[Work instructions]
Repeat, exactly and in full, the lines of the listing below, but without any pictures.
╔══
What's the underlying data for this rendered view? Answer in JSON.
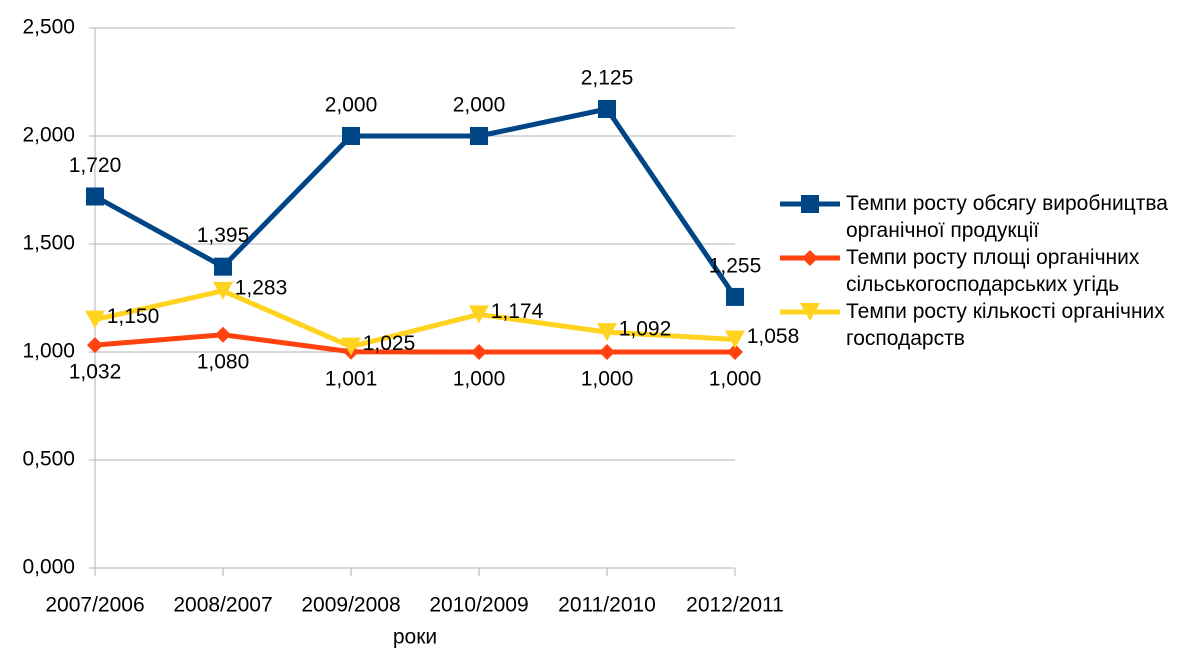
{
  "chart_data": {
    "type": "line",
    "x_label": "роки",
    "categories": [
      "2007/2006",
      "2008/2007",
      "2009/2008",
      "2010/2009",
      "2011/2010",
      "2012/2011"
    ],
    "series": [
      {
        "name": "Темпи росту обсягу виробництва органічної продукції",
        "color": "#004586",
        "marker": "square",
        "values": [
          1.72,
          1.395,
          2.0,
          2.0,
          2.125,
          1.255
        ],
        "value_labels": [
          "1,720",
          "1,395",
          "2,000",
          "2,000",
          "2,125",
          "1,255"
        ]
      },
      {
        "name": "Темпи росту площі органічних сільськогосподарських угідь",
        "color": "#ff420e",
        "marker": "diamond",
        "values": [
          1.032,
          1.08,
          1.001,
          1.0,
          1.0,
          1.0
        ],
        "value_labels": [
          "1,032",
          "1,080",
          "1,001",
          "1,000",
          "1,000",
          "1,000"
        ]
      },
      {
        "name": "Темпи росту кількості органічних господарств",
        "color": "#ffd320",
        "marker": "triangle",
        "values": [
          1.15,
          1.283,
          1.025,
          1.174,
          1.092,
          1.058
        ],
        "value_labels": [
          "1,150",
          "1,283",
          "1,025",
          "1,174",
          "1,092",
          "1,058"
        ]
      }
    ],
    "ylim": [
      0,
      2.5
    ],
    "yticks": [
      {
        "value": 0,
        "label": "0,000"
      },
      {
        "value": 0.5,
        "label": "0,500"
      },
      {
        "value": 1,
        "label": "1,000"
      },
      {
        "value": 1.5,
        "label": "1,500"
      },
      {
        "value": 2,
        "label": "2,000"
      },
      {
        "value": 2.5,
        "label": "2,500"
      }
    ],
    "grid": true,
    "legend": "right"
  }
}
╚══
[Final result]
What's the underlying data for this rendered view? Answer in JSON.
{
  "chart_data": {
    "type": "line",
    "x_label": "роки",
    "categories": [
      "2007/2006",
      "2008/2007",
      "2009/2008",
      "2010/2009",
      "2011/2010",
      "2012/2011"
    ],
    "series": [
      {
        "name": "Темпи росту обсягу виробництва органічної продукції",
        "color": "#004586",
        "marker": "square",
        "values": [
          1.72,
          1.395,
          2.0,
          2.0,
          2.125,
          1.255
        ],
        "value_labels": [
          "1,720",
          "1,395",
          "2,000",
          "2,000",
          "2,125",
          "1,255"
        ]
      },
      {
        "name": "Темпи росту площі органічних сільськогосподарських угідь",
        "color": "#ff420e",
        "marker": "diamond",
        "values": [
          1.032,
          1.08,
          1.001,
          1.0,
          1.0,
          1.0
        ],
        "value_labels": [
          "1,032",
          "1,080",
          "1,001",
          "1,000",
          "1,000",
          "1,000"
        ]
      },
      {
        "name": "Темпи росту кількості органічних господарств",
        "color": "#ffd320",
        "marker": "triangle",
        "values": [
          1.15,
          1.283,
          1.025,
          1.174,
          1.092,
          1.058
        ],
        "value_labels": [
          "1,150",
          "1,283",
          "1,025",
          "1,174",
          "1,092",
          "1,058"
        ]
      }
    ],
    "ylim": [
      0,
      2.5
    ],
    "yticks": [
      {
        "value": 0,
        "label": "0,000"
      },
      {
        "value": 0.5,
        "label": "0,500"
      },
      {
        "value": 1,
        "label": "1,000"
      },
      {
        "value": 1.5,
        "label": "1,500"
      },
      {
        "value": 2,
        "label": "2,000"
      },
      {
        "value": 2.5,
        "label": "2,500"
      }
    ],
    "grid": true,
    "legend": "right"
  }
}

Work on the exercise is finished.